▸ Requirement: Go through the entries below, tally each line with the string "type", and give the final number by itself.

====

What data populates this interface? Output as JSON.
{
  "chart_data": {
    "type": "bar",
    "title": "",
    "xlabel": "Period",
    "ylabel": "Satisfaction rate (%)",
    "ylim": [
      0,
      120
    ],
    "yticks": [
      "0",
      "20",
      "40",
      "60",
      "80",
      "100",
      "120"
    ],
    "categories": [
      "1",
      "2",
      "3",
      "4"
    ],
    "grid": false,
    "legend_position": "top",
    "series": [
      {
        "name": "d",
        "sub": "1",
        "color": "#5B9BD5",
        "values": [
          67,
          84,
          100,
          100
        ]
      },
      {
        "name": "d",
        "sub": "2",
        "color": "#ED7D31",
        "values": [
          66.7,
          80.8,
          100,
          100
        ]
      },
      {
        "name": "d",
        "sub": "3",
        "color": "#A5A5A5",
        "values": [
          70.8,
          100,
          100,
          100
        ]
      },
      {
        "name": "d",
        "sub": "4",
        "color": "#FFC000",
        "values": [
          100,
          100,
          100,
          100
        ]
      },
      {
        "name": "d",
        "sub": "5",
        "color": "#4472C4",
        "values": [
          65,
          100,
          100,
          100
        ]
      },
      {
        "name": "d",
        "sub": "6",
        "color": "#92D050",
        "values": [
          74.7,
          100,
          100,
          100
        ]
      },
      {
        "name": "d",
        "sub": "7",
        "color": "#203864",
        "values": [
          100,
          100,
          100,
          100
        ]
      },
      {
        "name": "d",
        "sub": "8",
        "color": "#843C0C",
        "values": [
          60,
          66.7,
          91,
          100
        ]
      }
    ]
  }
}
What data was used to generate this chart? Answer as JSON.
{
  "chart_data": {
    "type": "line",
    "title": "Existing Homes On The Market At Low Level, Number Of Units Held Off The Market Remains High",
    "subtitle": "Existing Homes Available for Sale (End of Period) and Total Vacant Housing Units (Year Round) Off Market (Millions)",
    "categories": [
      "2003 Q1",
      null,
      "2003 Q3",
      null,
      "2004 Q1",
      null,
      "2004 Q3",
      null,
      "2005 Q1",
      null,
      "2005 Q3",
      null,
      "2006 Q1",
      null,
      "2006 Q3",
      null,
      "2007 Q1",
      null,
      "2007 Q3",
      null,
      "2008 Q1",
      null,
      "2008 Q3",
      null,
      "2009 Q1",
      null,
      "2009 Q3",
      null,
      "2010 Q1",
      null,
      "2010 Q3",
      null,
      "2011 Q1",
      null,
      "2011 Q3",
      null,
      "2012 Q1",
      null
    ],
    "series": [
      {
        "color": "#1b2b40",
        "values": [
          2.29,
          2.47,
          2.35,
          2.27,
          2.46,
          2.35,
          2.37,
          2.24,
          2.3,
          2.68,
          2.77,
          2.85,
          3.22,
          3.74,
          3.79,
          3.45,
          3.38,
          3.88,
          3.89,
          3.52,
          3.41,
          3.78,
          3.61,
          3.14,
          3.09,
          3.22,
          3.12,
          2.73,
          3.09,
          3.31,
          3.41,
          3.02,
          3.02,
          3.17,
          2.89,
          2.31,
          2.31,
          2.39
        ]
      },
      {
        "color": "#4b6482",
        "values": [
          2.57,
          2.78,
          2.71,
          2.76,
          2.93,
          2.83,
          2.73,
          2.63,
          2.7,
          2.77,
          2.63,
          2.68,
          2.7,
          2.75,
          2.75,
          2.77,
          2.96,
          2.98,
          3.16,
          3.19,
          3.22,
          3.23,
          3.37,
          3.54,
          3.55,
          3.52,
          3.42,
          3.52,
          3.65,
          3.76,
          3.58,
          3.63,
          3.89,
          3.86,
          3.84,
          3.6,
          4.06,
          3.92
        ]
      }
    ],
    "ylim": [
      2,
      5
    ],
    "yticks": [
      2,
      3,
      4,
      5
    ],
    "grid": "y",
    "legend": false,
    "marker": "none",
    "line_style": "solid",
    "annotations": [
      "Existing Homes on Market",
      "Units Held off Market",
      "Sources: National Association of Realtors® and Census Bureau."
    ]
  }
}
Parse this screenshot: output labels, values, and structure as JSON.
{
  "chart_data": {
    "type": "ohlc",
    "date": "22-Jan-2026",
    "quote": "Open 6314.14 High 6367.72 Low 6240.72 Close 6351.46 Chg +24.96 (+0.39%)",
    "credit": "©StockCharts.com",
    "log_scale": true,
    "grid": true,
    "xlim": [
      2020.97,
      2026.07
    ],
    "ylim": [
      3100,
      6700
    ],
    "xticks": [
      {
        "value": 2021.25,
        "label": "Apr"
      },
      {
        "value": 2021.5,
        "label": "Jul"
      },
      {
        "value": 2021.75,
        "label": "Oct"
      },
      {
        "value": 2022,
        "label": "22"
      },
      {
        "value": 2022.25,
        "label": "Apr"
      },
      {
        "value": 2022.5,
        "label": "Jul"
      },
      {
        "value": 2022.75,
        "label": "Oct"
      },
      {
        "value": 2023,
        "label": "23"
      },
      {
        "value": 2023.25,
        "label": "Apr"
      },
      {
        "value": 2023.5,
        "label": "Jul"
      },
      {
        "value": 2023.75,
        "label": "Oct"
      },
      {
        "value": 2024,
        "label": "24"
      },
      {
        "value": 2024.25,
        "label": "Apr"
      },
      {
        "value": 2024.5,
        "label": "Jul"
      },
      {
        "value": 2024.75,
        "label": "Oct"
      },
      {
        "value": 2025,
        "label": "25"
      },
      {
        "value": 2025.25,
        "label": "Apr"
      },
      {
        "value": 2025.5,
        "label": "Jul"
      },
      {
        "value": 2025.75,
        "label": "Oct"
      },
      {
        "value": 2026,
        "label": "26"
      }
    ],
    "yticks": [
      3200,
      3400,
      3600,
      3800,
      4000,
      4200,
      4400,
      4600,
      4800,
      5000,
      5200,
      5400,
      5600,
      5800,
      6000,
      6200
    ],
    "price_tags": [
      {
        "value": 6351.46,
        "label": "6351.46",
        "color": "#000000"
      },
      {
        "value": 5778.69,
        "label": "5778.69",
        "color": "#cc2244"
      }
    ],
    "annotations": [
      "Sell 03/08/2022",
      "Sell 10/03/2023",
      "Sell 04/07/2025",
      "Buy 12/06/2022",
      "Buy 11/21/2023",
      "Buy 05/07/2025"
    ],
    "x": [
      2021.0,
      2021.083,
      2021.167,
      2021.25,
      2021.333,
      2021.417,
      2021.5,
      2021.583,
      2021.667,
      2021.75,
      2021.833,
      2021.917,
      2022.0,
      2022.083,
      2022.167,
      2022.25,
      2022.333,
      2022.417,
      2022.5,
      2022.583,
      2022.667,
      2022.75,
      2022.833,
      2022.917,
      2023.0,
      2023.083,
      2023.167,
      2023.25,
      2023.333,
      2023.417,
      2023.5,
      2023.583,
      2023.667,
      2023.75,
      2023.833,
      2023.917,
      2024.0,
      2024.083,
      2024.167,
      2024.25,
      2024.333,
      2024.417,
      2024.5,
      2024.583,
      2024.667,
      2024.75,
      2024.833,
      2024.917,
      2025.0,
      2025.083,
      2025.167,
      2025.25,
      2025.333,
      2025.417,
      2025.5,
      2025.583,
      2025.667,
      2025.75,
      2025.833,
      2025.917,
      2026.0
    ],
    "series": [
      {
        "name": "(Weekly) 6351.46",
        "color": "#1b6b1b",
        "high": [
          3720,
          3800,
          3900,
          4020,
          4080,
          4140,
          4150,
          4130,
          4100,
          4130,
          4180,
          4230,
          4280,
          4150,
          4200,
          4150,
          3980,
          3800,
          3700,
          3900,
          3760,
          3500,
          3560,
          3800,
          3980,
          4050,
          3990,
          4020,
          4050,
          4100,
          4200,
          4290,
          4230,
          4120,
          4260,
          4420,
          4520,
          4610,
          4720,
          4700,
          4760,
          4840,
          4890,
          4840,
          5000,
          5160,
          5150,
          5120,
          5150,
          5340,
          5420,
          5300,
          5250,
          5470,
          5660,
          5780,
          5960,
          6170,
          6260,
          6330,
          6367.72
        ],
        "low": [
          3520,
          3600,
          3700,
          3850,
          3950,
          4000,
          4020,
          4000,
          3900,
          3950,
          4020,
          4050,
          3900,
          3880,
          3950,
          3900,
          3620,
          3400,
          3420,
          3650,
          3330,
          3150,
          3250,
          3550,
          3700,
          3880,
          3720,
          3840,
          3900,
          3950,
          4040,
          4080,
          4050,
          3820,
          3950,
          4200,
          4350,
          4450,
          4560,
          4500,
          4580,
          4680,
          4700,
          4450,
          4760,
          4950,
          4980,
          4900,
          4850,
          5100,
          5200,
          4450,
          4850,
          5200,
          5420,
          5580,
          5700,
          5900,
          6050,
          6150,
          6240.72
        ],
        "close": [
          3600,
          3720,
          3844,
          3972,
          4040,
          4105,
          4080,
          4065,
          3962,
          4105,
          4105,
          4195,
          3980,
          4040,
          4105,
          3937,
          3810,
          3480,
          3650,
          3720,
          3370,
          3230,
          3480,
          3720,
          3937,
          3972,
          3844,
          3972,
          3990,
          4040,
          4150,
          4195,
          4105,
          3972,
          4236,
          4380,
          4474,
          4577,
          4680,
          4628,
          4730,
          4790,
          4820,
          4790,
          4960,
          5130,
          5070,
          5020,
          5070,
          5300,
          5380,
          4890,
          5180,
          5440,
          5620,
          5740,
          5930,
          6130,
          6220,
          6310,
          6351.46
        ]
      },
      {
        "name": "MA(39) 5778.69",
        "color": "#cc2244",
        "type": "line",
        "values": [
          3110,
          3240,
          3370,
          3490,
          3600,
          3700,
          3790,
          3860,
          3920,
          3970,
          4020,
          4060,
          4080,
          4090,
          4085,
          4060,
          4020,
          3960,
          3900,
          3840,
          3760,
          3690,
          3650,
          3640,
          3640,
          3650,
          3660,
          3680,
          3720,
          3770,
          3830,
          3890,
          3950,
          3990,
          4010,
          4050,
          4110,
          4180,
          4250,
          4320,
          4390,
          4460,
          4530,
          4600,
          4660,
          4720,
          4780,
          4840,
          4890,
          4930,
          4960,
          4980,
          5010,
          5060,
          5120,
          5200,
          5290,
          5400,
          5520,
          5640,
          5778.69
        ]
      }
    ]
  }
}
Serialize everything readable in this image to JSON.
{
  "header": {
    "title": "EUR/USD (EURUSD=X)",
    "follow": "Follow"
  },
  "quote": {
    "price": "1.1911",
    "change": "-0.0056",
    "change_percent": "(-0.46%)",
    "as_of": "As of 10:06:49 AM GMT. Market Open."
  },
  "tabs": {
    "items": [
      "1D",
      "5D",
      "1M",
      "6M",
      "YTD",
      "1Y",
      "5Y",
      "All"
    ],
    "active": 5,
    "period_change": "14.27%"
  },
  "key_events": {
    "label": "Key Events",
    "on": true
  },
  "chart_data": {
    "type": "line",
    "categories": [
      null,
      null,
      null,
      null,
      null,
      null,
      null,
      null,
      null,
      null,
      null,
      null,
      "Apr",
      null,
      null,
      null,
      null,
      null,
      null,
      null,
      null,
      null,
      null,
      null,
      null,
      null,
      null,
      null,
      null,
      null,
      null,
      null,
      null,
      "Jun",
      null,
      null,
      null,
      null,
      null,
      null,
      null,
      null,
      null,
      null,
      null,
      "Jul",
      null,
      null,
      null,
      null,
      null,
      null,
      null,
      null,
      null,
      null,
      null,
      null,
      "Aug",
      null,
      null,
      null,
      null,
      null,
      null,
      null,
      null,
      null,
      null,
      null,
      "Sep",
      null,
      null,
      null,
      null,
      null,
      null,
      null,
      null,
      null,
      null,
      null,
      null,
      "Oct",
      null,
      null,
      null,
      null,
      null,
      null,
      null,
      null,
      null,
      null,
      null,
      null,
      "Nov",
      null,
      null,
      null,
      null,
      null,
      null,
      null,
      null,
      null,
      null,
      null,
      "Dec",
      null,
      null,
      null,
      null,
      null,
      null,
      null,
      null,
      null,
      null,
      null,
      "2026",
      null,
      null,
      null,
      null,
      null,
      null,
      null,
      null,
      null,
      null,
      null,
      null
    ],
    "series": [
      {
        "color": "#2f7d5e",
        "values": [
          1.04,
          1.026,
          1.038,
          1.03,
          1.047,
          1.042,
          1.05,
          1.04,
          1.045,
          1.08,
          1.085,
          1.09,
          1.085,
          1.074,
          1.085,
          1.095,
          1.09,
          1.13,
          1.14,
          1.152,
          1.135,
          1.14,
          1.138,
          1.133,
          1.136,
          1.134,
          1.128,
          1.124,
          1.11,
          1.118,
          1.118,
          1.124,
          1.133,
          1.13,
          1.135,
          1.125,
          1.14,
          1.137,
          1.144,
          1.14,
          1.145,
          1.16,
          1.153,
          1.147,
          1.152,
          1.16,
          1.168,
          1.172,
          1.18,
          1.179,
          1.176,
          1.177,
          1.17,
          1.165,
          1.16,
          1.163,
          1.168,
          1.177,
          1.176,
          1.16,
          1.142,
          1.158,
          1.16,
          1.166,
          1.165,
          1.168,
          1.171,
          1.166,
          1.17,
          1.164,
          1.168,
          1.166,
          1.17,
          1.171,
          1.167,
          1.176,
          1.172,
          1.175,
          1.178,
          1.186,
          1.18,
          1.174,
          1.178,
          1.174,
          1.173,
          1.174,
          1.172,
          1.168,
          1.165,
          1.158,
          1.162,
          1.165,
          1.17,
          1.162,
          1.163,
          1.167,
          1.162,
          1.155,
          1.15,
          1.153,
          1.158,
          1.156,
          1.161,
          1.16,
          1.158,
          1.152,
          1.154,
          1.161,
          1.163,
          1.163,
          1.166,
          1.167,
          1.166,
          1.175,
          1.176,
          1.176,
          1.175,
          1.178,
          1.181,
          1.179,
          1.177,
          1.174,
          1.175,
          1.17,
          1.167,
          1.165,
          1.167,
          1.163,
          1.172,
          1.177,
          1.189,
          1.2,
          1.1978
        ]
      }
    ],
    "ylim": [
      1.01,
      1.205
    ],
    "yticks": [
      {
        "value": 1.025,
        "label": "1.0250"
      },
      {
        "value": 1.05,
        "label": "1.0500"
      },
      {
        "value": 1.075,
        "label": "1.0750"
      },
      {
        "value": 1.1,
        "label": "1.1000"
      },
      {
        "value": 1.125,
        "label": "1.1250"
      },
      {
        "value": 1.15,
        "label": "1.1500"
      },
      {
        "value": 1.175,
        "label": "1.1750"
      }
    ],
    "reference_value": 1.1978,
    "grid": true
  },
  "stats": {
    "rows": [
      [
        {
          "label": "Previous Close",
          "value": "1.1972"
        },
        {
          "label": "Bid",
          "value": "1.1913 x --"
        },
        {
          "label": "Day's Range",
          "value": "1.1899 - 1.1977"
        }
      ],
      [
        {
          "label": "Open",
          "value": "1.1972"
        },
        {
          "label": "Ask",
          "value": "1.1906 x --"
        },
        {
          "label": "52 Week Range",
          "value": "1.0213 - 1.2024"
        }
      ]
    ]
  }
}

====

▸ Solved exercise: 5